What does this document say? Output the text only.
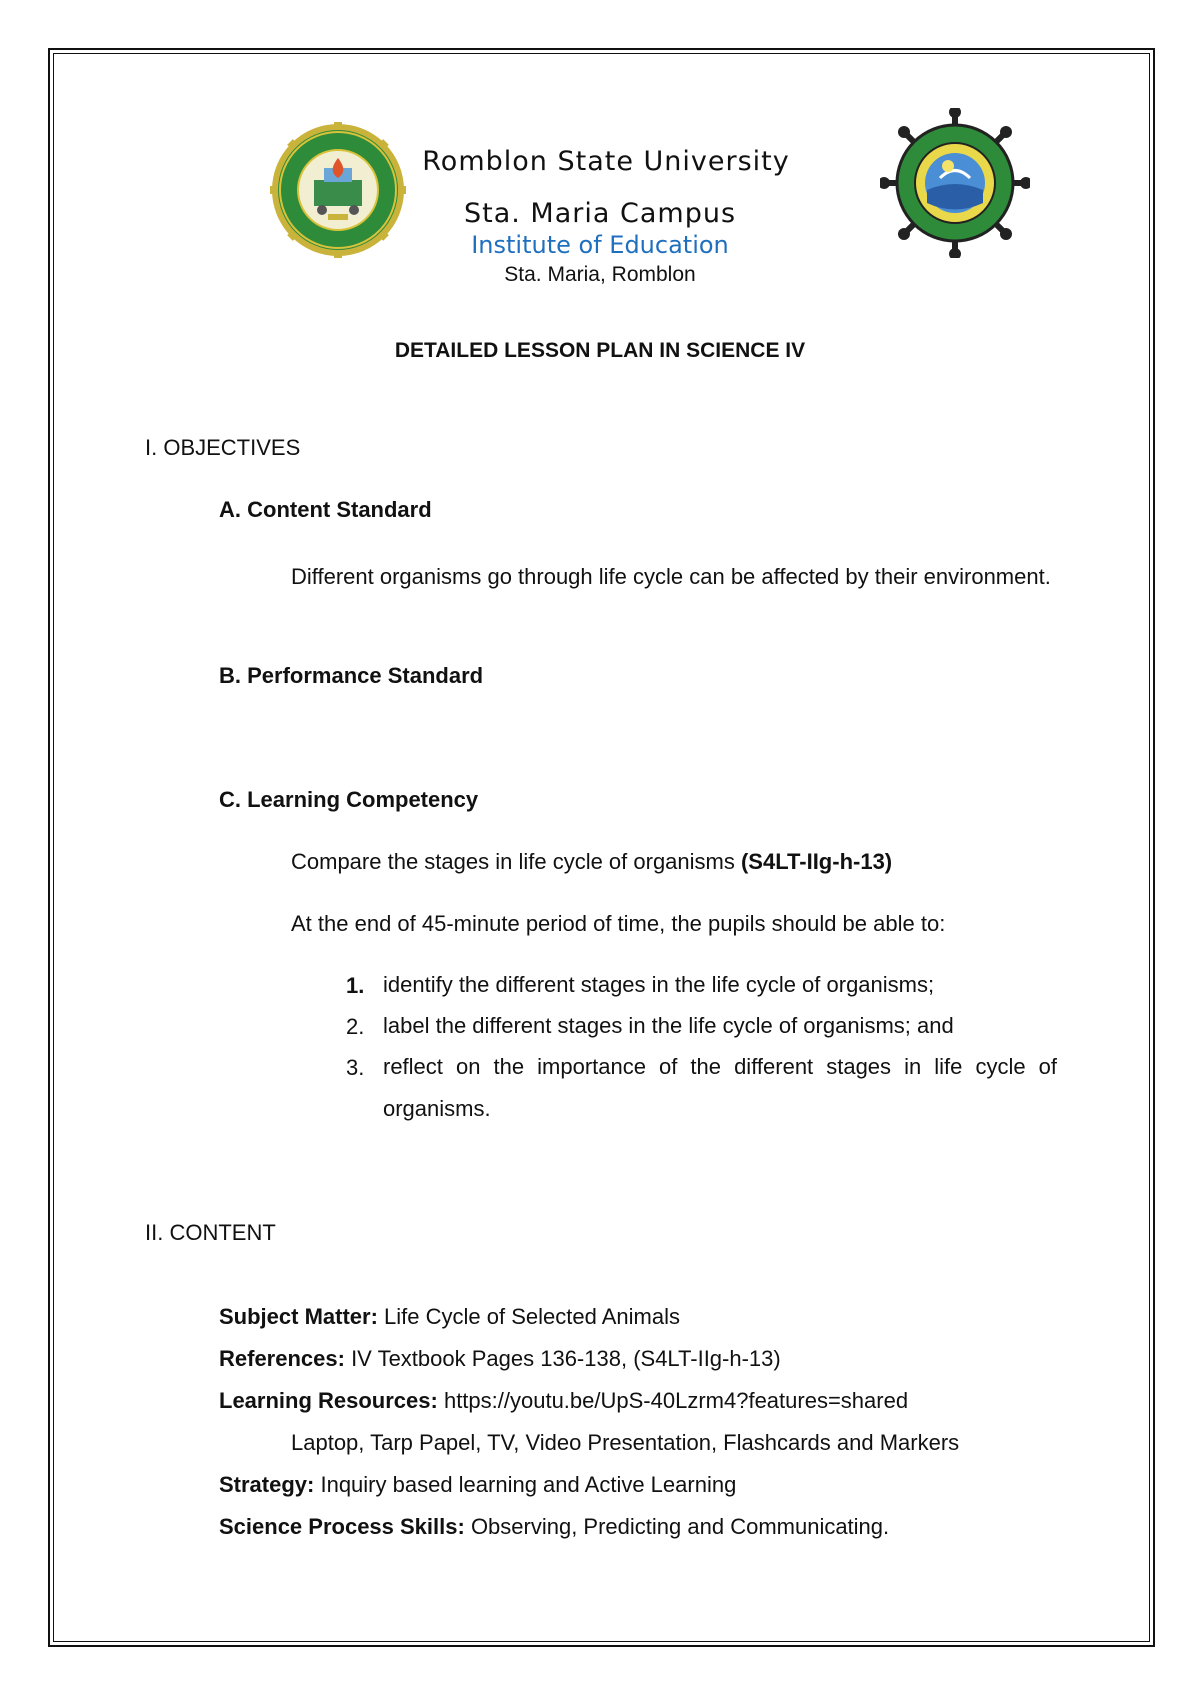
Romblon State University
Sta. Maria Campus
Institute of Education
Sta. Maria, Romblon
DETAILED LESSON PLAN IN SCIENCE IV
I. OBJECTIVES
A. Content Standard
Different organisms go through life cycle can be affected by their environment.
B. Performance Standard
C. Learning Competency
Compare the stages in life cycle of organisms (S4LT-IIg-h-13)
At the end of 45-minute period of time, the pupils should be able to:
1. identify the different stages in the life cycle of organisms;
2. label the different stages in the life cycle of organisms; and
3. reflect on the importance of the different stages in life cycle of organisms.
II. CONTENT
Subject Matter: Life Cycle of Selected Animals
References: IV Textbook Pages 136-138, (S4LT-IIg-h-13)
Learning Resources: https://youtu.be/UpS-40Lzrm4?features=shared
Laptop, Tarp Papel, TV, Video Presentation, Flashcards and Markers
Strategy: Inquiry based learning and Active Learning
Science Process Skills: Observing, Predicting and Communicating.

## [GIVEN INSTRUCTION]
Restate the data above word for word. Do not include the images.

## [EXERCISE RESULT]
What does this document say? Output the text only.
Romblon State University
Sta. Maria Campus
Institute of Education
Sta. Maria, Romblon
DETAILED LESSON PLAN IN SCIENCE IV
I. OBJECTIVES
A. Content Standard
Different organisms go through life cycle can be affected by their environment.
B. Performance Standard
C. Learning Competency
Compare the stages in life cycle of organisms (S4LT-IIg-h-13)
At the end of 45-minute period of time, the pupils should be able to:
1. identify the different stages in the life cycle of organisms;
2. label the different stages in the life cycle of organisms; and
3. reflect on the importance of the different stages in life cycle of organisms.
II. CONTENT
Subject Matter: Life Cycle of Selected Animals
References: IV Textbook Pages 136-138, (S4LT-IIg-h-13)
Learning Resources: https://youtu.be/UpS-40Lzrm4?features=shared
Laptop, Tarp Papel, TV, Video Presentation, Flashcards and Markers
Strategy: Inquiry based learning and Active Learning
Science Process Skills: Observing, Predicting and Communicating.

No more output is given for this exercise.